Element and region data:
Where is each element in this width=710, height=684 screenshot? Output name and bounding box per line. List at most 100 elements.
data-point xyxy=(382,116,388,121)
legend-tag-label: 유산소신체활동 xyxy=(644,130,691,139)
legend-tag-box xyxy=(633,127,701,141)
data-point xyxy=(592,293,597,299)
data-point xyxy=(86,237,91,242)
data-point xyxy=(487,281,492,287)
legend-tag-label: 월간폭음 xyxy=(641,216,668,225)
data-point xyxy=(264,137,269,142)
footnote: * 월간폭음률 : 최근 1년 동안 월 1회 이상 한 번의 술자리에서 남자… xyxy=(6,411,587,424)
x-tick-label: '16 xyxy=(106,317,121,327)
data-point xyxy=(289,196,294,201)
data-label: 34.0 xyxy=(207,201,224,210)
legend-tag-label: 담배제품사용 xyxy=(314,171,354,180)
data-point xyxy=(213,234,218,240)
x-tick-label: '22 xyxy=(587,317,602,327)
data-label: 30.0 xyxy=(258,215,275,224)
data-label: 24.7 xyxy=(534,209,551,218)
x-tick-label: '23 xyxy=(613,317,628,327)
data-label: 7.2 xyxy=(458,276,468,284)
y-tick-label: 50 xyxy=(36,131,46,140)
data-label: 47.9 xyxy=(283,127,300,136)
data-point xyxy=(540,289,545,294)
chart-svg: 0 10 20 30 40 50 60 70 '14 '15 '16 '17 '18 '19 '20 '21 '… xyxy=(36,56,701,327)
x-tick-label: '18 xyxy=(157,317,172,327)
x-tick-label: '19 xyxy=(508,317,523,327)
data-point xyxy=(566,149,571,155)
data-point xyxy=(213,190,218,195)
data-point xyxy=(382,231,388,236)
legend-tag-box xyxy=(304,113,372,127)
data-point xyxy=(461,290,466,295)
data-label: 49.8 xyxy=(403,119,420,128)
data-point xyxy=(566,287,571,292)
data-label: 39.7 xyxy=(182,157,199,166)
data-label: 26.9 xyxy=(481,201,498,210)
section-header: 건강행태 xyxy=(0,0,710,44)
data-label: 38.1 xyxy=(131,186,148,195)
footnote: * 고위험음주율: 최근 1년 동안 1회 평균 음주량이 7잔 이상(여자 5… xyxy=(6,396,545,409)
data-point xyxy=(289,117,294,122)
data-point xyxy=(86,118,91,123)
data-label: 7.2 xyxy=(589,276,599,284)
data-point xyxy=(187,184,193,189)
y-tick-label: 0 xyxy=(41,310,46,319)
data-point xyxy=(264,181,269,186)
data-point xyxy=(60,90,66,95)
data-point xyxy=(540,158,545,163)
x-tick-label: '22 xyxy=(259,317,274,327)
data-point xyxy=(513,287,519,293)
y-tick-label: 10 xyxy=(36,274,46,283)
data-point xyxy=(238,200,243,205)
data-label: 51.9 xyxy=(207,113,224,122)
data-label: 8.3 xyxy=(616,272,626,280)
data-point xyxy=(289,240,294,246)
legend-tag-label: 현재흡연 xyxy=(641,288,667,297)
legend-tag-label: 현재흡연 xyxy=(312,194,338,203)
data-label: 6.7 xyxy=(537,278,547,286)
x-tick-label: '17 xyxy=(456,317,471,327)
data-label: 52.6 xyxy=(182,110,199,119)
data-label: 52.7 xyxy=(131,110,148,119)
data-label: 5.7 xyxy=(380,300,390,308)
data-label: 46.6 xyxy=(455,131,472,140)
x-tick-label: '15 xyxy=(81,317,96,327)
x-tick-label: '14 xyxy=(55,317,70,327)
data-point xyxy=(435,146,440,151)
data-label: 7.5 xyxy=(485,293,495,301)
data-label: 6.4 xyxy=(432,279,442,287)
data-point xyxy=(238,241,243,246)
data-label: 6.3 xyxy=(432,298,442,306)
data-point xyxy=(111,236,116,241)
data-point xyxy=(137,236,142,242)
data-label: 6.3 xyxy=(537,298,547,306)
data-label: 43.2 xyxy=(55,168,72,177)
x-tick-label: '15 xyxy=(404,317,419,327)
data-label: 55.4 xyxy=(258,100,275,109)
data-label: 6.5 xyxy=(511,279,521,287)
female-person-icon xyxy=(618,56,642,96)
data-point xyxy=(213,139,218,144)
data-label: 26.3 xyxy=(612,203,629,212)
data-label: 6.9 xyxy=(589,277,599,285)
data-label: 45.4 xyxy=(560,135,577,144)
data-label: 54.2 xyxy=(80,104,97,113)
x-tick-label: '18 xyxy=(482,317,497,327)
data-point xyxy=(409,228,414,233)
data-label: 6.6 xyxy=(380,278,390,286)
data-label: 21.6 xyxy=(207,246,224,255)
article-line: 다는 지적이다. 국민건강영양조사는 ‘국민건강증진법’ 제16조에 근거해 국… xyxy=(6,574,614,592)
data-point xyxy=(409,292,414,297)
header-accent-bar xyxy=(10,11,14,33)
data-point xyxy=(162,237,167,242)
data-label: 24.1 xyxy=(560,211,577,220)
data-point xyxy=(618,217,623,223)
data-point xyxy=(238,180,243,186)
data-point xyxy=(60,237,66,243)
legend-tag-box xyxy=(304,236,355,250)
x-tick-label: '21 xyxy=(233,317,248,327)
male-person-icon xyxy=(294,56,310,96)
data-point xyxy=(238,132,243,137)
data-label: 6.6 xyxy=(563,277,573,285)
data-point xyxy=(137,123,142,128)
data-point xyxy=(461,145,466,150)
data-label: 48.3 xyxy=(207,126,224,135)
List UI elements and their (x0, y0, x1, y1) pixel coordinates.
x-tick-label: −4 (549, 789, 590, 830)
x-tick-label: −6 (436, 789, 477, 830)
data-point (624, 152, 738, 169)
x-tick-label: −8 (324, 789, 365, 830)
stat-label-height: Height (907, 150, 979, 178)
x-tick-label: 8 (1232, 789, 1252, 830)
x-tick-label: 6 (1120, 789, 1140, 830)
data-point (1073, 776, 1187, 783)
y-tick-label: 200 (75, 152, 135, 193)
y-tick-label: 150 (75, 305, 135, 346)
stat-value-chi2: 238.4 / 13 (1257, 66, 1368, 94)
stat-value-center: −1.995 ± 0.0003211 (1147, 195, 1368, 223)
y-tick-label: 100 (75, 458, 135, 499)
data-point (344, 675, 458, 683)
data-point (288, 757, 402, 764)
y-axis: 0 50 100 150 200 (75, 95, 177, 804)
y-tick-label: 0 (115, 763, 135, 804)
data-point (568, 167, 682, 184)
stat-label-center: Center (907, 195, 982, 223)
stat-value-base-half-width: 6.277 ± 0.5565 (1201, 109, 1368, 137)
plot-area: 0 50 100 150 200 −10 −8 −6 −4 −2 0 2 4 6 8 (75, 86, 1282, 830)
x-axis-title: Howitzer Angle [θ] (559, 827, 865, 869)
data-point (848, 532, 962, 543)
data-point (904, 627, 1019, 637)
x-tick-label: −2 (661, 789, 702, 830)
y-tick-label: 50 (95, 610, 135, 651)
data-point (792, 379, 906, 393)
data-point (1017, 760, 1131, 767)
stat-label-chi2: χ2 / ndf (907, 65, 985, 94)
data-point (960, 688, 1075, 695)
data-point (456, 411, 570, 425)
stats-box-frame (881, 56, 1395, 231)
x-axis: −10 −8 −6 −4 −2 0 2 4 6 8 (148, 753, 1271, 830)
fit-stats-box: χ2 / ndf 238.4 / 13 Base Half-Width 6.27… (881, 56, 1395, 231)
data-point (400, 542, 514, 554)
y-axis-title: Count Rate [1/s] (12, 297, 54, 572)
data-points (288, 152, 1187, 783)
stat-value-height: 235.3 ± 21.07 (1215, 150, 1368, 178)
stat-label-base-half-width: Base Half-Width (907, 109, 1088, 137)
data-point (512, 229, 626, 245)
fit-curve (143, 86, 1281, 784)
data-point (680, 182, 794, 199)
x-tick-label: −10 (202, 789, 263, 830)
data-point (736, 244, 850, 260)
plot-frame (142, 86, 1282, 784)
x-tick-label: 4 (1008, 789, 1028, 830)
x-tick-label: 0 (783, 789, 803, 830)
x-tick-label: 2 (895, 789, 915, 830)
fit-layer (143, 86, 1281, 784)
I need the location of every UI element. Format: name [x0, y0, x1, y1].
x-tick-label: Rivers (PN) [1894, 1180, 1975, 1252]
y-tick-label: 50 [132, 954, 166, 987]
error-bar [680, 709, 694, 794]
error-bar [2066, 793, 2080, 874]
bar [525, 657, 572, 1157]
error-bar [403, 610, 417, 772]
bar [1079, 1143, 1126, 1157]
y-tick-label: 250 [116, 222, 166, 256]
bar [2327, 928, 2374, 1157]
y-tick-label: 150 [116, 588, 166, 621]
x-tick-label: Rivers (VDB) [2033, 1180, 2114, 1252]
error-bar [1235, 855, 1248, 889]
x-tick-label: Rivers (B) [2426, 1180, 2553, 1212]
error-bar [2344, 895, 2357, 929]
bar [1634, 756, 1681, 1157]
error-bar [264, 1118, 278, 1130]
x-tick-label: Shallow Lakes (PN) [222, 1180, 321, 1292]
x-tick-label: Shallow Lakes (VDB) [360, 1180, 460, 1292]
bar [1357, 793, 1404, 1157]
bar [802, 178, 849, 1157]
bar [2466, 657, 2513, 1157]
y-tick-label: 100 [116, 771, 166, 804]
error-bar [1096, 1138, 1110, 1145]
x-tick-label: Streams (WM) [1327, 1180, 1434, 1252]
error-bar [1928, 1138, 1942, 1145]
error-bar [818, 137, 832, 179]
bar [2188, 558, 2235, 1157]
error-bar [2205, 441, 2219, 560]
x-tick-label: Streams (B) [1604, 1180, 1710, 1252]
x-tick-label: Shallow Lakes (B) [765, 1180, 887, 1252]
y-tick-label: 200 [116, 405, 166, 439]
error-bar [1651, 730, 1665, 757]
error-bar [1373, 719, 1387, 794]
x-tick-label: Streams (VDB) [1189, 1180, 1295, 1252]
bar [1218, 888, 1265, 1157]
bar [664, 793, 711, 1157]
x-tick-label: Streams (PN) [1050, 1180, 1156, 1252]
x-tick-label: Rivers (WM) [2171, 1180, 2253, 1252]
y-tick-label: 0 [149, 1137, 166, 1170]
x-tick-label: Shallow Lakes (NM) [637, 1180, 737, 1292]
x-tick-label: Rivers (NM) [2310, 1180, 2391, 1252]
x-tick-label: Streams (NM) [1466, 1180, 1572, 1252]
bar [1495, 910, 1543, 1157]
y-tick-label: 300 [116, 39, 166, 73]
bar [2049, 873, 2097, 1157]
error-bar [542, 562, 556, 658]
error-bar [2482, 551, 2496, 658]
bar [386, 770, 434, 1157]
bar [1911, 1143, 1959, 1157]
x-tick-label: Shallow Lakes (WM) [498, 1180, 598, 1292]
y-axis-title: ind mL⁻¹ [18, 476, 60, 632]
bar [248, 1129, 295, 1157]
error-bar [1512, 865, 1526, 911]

__TASK BRIEF__. Return the entries from the first line through the line containing "x-tick-label: '19 xyxy=(508,317,523,327)", copied unchanged.

__COMPLETE RESPONSE__.
Where is each element in this width=710, height=684 screenshot? Output name and bounding box per line. List at most 100 elements.
data-point xyxy=(382,116,388,121)
legend-tag-label: 유산소신체활동 xyxy=(644,130,691,139)
legend-tag-box xyxy=(633,127,701,141)
data-point xyxy=(592,293,597,299)
data-point xyxy=(86,237,91,242)
data-point xyxy=(487,281,492,287)
legend-tag-label: 월간폭음 xyxy=(641,216,668,225)
data-point xyxy=(264,137,269,142)
footnote: * 월간폭음률 : 최근 1년 동안 월 1회 이상 한 번의 술자리에서 남자… xyxy=(6,411,587,424)
x-tick-label: '16 xyxy=(106,317,121,327)
data-point xyxy=(289,196,294,201)
data-label: 34.0 xyxy=(207,201,224,210)
legend-tag-label: 담배제품사용 xyxy=(314,171,354,180)
data-point xyxy=(213,234,218,240)
x-tick-label: '22 xyxy=(587,317,602,327)
data-label: 30.0 xyxy=(258,215,275,224)
data-label: 24.7 xyxy=(534,209,551,218)
x-tick-label: '23 xyxy=(613,317,628,327)
data-label: 7.2 xyxy=(458,276,468,284)
y-tick-label: 50 xyxy=(36,131,46,140)
data-label: 47.9 xyxy=(283,127,300,136)
data-point xyxy=(540,289,545,294)
chart-svg: 0 10 20 30 40 50 60 70 '14 '15 '16 '17 '18 '19 '20 '21 '… xyxy=(36,56,701,327)
x-tick-label: '18 xyxy=(157,317,172,327)
x-tick-label: '19 xyxy=(508,317,523,327)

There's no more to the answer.